### Görevler
A: İstismar yazısında "Sizler hepiniz geleceğin" ile başlayıp "(19.10.1922 –Mustafa Kemal)" ile biten bölümün tamamını, "Memleketi" yerine "Ülkeyi" koyarak yeniden yazın.
B: İstismar yazısını bıraktığı noktadan devam ettirin.

### Belge Alıntısı
■ ■ ■ ■

ANALAR! ÇOCUKLARINIZI OYLARINIZLA KORUYUN!

“Küçük hanımlar, küçük beyler!

Sizler hepiniz geleceğin bir gülü, yıldızı, geleceğin ışığısınız. Memleketi asıl ışığa boğacak sizsiniz. Kendinizin ne kadar önemli, değerli olduğunuzu düşünerek ona göre çalışınız. Sizlerden çok şeyler bekliyoruz; kızlar, çocuklar…” (19.10.1922 –Mustafa Kemal)

Gazeteci Timur Soykan’ın haberiyle İsmailağa Cemaati'ne bağlı Hiranur Vakfı’nın kurucusu olan Yusuf Ziya Gümüşel’in küçük kızı H.K.G.'nin 6 yaşında evlendirildiği ve cinsel istismara maruz bırakıldığını ortaya çıktı. Daha sonra yayınlanan fotoğraflarda bu çocuğa gelinlik giydirildiği görüldü. Halkta infiale neden olay sonrası bazı yandaş troller önce istismarı savunmaya geçti, istismar edilen kızın ifadeleri ortaya çıkınca! değil; iktidar kanadından da olayın vahametini dile getiren bazı açıklamalar yapılınca savunma yapmaktan vazgeçtiler. Utanmadan Timur Soykan’ın iftira attığını ve Soykan’ın yargılanması gerektiğini bile söylediler.

■ ■ ■ ■

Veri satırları
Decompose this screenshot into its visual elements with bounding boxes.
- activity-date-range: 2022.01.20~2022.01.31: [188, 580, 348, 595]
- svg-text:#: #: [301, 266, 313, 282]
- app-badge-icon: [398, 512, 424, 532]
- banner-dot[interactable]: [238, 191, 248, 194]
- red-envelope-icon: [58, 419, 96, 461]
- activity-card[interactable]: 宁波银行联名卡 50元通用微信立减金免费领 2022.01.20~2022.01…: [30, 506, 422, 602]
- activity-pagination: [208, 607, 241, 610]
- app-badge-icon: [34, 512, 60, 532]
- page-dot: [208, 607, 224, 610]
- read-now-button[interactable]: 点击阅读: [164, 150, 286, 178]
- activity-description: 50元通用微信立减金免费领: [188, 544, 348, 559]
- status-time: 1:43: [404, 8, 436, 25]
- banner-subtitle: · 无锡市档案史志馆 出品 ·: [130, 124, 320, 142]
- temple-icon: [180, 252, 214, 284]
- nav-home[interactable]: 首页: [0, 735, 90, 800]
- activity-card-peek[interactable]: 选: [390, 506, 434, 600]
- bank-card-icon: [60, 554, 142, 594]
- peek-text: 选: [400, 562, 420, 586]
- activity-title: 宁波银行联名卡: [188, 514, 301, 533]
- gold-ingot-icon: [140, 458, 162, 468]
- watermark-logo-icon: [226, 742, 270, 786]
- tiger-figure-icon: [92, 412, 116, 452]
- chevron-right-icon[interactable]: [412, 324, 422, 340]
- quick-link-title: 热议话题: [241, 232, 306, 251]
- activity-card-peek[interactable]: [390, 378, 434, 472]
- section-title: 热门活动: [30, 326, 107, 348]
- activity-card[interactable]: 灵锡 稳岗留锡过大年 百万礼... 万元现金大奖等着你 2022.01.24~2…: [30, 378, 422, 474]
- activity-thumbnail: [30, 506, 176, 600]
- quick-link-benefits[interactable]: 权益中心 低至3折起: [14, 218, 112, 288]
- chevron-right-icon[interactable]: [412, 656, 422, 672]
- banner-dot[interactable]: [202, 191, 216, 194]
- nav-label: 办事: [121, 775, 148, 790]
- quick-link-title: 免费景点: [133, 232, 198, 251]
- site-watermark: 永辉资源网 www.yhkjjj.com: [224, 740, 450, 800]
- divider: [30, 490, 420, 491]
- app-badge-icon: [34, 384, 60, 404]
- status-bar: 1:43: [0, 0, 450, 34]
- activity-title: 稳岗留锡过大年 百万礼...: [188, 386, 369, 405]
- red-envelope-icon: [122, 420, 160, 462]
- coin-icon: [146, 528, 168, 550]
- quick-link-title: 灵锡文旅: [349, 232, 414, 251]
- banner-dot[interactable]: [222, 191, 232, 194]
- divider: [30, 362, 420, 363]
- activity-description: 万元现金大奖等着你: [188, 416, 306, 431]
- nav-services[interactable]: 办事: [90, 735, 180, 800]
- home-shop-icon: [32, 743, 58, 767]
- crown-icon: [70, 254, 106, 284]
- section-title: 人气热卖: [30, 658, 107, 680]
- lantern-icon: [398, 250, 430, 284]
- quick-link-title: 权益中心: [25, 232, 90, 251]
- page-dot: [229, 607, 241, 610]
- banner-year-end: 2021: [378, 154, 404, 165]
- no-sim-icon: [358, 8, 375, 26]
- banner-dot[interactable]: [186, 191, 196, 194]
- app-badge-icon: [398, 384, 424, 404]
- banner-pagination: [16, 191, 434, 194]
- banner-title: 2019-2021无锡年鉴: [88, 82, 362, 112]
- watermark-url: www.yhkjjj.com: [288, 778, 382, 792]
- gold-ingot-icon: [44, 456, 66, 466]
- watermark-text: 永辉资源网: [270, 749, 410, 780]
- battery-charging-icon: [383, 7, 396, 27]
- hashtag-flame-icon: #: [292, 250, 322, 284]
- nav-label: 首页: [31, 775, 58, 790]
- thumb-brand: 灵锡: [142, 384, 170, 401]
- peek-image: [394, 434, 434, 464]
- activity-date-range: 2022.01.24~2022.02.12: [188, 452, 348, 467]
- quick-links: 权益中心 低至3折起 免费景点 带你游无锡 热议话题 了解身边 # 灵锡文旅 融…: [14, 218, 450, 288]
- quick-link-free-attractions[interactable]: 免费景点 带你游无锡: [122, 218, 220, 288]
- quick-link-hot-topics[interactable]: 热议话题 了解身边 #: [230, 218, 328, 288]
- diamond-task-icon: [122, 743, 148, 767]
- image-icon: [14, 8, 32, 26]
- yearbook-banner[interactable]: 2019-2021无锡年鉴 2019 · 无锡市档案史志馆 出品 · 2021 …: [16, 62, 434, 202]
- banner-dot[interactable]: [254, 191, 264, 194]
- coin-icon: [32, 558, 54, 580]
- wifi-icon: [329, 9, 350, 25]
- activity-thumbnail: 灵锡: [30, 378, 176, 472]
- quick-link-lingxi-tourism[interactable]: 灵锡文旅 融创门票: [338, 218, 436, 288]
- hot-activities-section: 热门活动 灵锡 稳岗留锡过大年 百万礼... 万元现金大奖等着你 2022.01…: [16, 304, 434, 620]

■ ■ ■ ■

### Görev Yanıtları
A:
Sizler hepiniz geleceğin bir gülü, yıldızı, geleceğin ışığısınız. Ülkeyi asıl ışığa boğacak sizsiniz. Kendinizin ne kadar önemli, değerli olduğunuzu düşünerek ona göre çalışınız. Sizlerden çok şeyler bekliyoruz; kızlar, çocuklar…” (19.10.1922 –Mustafa Kemal)

B:
Gazeteciler Can Özçelik ve Cihan Arpacık da H.K.G.’nin geniş ifadesini yazdı…

“Babam 'kızım artık gelin olabilir' dedi”

“İki kişi şahidimizdi, elimde oyuncak vardı”

“Çok ağladım, çok canım yandı, sonrasını hatırlamıyorum...”

Yakalandım, darp ettiler, telefonumu aldılar

“Babam anneme dönerek ‘artık gelin olabilir' dedi. Annem o sırada ağlıyordu…”

“O zaman keşke 6 yaşında ilişkiye girmeseydik, kesin mutlu olurduk biz ya dimi.” (H.K.G.)

Küçük bir kızın istismar edilen bedeni ve parçalanan ruhunun üzerinden dahi rejim savunması yapmaya kalkan alçaklar ortaya saçıldı. Bu, bir ülkenin lağım patlamasıydı. İnsanların evladını emanet ettiği, İstanbul Cağaloğlu Anadolu Lisesi Müdürü Cafer Koçyiğit, 6 yaşındaki çocuğa istismar skandalı hakkındaki paylaşımında olayın ‘iftira’ olduğunu savundu ve ayet paylaştı.

Yeni Akit ve Misvak isimli sözde yayınlar, çocuğun istismar edilmesi konusunda bir problem olmadığını; yaşananların birer komplo olduğunu öne sürdü. Bazı sosyal medya kullanıcıları da haklı olarak bu iki yayını tuvalet kağıdına benzetti. Oysa ben Papia, Solo, Selpak ve benzeri markaların avukatlarının yerinde olsam Misvak ve Yeni Akit'i tuvalet kağıdına benzetenlere hakaret davası açardım!

Gelelim asıl meseleye…

KONU ÖZEL DEĞİL GENEL GENEL!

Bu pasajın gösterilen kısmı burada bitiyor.